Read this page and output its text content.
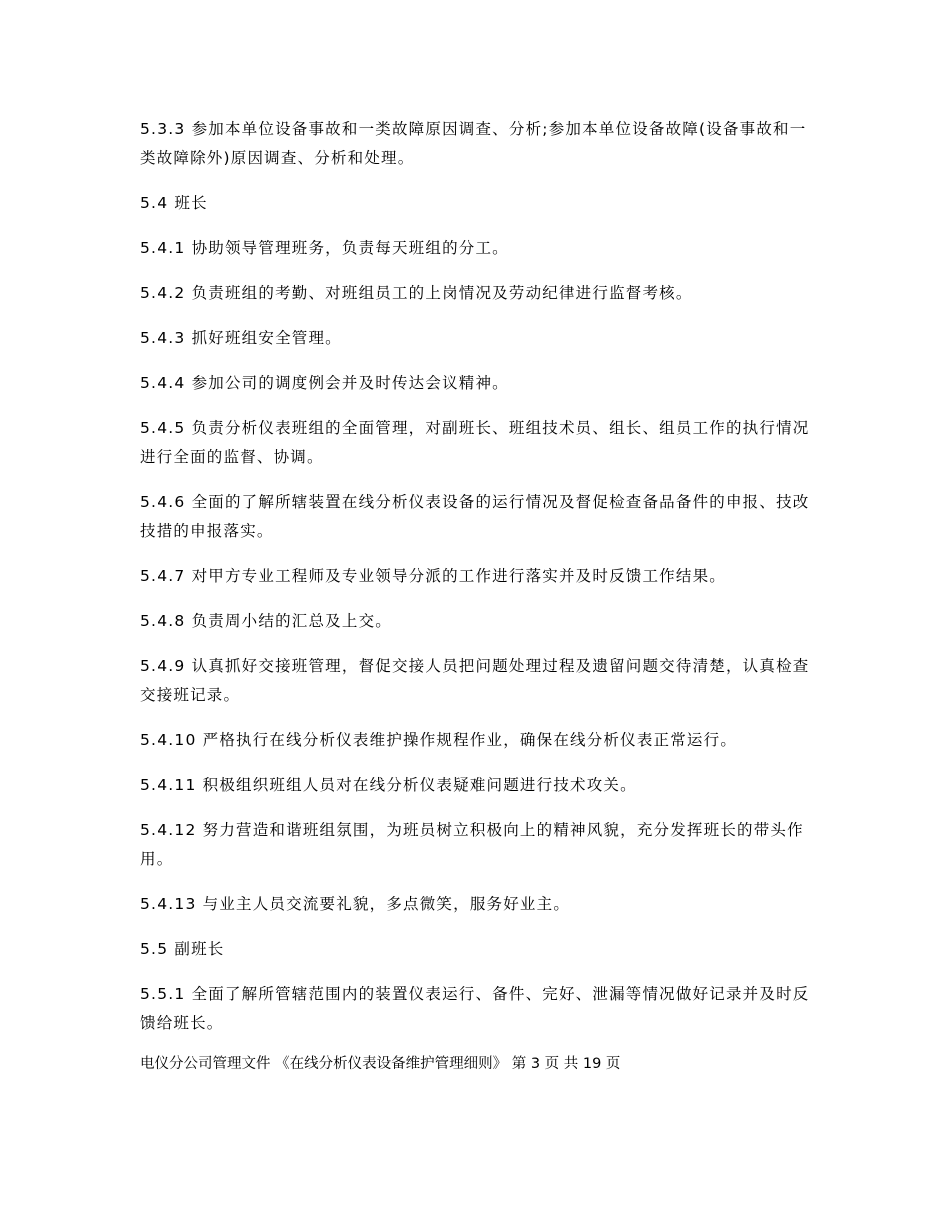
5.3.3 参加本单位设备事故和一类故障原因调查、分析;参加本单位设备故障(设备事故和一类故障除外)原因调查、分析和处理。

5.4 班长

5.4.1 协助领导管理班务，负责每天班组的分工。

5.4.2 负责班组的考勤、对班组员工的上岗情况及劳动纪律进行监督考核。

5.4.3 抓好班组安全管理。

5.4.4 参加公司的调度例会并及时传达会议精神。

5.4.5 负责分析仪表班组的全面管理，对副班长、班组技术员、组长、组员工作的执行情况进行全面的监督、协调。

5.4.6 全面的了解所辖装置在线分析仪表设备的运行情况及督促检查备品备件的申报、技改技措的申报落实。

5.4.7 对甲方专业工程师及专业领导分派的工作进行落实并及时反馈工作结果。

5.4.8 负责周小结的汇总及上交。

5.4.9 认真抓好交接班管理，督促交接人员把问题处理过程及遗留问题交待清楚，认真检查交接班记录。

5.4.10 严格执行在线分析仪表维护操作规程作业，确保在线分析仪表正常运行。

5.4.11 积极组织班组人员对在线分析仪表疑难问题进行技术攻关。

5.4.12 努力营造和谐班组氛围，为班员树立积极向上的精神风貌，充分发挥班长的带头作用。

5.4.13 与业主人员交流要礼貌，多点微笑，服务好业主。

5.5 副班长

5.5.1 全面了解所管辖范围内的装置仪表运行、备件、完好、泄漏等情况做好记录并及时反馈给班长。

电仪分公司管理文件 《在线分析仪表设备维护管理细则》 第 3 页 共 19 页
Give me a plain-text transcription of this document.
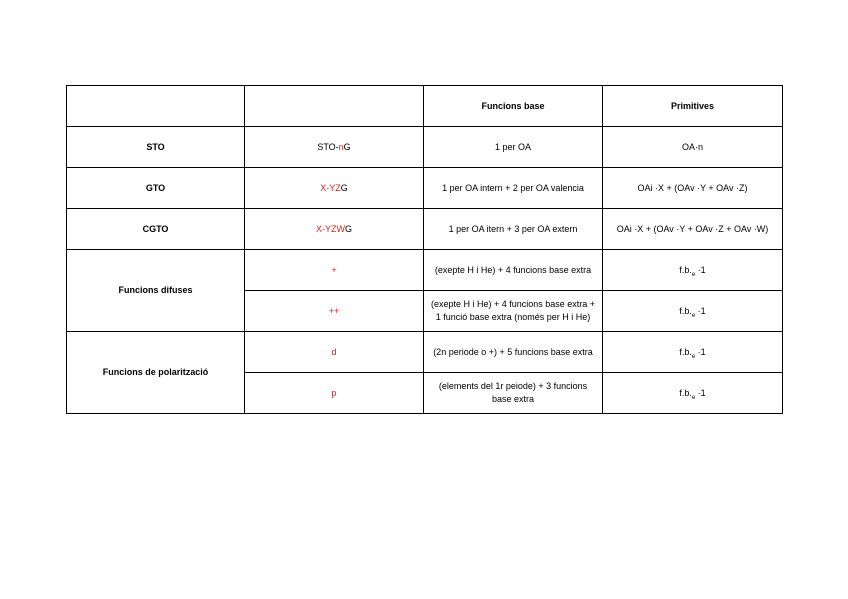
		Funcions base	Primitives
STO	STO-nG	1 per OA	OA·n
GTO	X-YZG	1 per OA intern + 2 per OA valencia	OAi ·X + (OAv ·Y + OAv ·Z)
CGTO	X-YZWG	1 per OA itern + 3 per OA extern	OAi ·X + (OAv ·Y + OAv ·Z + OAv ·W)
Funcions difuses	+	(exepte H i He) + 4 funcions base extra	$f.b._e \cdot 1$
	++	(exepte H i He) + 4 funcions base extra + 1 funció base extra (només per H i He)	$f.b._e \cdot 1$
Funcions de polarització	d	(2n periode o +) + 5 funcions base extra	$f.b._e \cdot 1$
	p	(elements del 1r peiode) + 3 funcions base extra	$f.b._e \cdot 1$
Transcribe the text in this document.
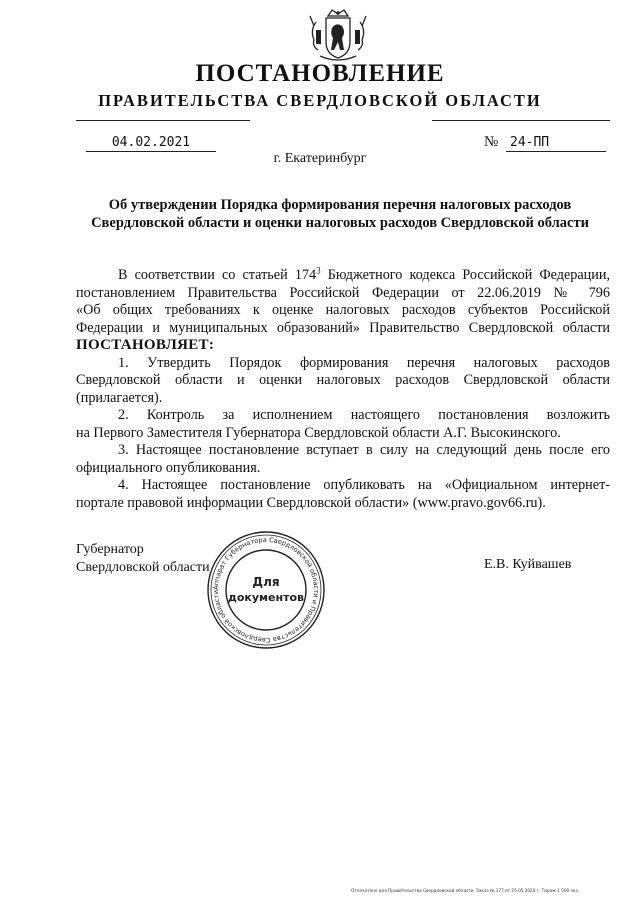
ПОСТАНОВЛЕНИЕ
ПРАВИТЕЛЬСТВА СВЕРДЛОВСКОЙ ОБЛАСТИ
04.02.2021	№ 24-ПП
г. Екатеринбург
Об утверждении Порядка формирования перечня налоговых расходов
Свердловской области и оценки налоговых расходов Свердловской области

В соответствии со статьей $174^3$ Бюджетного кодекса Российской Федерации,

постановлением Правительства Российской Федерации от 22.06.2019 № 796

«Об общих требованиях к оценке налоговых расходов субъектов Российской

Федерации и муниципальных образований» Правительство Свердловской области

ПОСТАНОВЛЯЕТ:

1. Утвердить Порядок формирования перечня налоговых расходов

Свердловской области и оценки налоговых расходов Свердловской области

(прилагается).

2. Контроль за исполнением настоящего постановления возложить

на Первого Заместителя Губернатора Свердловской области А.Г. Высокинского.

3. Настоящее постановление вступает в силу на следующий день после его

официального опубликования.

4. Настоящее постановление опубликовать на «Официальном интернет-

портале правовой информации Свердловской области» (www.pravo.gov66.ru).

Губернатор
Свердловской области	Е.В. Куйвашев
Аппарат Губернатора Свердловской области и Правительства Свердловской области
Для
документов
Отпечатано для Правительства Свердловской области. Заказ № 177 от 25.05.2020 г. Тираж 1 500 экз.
-*-
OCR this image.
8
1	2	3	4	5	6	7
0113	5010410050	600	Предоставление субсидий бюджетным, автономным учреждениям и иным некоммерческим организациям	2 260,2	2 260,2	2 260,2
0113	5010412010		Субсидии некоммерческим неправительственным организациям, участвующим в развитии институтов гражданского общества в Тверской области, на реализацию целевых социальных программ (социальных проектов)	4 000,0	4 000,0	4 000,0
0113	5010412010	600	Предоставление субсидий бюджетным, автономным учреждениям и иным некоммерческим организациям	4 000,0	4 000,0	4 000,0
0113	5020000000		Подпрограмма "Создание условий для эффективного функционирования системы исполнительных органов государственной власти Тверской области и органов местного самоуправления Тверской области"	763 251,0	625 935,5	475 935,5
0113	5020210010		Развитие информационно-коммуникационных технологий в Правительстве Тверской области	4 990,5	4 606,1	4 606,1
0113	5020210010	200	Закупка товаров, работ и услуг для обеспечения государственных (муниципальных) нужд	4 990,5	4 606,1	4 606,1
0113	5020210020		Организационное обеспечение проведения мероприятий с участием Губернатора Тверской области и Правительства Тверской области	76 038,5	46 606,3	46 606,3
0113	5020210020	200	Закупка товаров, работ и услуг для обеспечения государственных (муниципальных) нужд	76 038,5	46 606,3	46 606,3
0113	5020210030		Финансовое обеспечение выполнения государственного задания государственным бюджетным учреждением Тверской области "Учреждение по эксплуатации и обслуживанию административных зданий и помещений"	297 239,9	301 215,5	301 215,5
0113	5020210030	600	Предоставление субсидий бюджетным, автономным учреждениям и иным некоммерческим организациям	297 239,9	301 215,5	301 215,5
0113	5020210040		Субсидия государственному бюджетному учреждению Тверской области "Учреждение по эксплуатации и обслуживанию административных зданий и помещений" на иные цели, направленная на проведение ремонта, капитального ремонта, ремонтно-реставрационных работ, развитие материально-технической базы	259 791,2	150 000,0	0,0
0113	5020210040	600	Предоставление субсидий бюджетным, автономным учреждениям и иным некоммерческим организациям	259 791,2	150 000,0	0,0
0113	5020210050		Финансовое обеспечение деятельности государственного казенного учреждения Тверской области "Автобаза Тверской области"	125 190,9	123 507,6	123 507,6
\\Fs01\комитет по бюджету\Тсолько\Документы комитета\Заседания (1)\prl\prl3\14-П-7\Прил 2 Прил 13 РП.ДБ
-*-
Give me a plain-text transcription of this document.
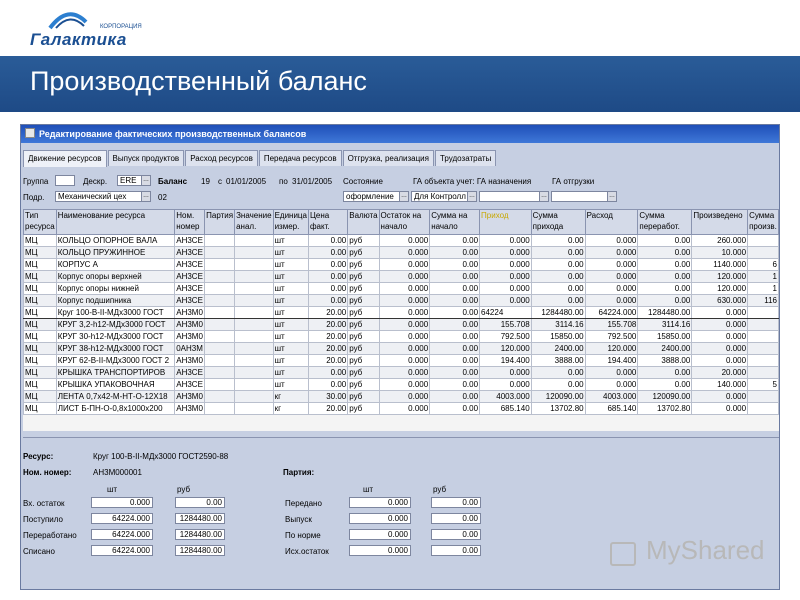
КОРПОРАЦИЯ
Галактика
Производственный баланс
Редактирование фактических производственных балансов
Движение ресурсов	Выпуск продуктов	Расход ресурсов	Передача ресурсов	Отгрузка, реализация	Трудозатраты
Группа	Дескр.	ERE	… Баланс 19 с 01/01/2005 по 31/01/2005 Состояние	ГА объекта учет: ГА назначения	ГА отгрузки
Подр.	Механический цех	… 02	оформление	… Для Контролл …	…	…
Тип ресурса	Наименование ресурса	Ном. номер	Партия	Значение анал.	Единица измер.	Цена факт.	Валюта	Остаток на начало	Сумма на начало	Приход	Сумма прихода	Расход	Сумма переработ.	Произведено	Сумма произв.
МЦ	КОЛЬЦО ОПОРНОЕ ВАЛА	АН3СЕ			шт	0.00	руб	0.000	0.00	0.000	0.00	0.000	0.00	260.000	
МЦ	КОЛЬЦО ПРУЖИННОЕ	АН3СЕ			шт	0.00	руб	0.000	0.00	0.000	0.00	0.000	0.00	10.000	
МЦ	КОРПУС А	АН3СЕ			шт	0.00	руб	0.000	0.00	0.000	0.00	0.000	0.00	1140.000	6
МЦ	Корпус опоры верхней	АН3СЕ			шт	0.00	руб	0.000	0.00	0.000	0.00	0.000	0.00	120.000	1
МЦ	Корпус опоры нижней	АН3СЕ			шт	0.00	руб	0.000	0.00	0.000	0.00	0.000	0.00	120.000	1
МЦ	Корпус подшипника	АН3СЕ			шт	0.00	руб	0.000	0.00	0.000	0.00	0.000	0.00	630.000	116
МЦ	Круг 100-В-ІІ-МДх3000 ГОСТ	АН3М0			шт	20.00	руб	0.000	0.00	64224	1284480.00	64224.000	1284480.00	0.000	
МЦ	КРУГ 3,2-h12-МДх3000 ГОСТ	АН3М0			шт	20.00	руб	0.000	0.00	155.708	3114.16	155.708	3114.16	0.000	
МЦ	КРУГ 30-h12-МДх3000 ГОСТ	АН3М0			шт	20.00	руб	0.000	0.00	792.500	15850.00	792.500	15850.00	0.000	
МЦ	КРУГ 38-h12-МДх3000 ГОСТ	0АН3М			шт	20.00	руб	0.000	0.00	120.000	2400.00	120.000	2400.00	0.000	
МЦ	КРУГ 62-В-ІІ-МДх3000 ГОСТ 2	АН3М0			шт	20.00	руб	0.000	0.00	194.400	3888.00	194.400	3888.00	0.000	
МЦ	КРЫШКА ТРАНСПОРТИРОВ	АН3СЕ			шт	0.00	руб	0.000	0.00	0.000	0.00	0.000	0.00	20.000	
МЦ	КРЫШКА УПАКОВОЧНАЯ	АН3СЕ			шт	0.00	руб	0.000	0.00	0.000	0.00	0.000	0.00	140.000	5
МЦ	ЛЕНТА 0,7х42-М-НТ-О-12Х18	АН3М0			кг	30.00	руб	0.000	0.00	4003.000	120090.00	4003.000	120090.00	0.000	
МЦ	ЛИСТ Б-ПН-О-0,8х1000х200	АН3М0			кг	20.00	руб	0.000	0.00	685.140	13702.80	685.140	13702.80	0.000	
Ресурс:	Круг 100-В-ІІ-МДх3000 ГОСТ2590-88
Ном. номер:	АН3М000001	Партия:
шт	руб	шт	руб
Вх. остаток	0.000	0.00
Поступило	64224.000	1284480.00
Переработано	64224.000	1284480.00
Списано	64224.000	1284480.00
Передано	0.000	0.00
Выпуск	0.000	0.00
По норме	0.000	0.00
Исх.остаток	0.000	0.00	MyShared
-*-
Copy out all lines where the word "КРЫШКА" appears.

МЦ	КРЫШКА ТРАНСПОРТИРОВ	АН3СЕ			шт	0.00	руб	0.000	0.00	0.000	0.00	0.000	0.00	20.000	
МЦ	КРЫШКА УПАКОВОЧНАЯ	АН3СЕ			шт	0.00	руб	0.000	0.00	0.000	0.00	0.000	0.00	140.000	5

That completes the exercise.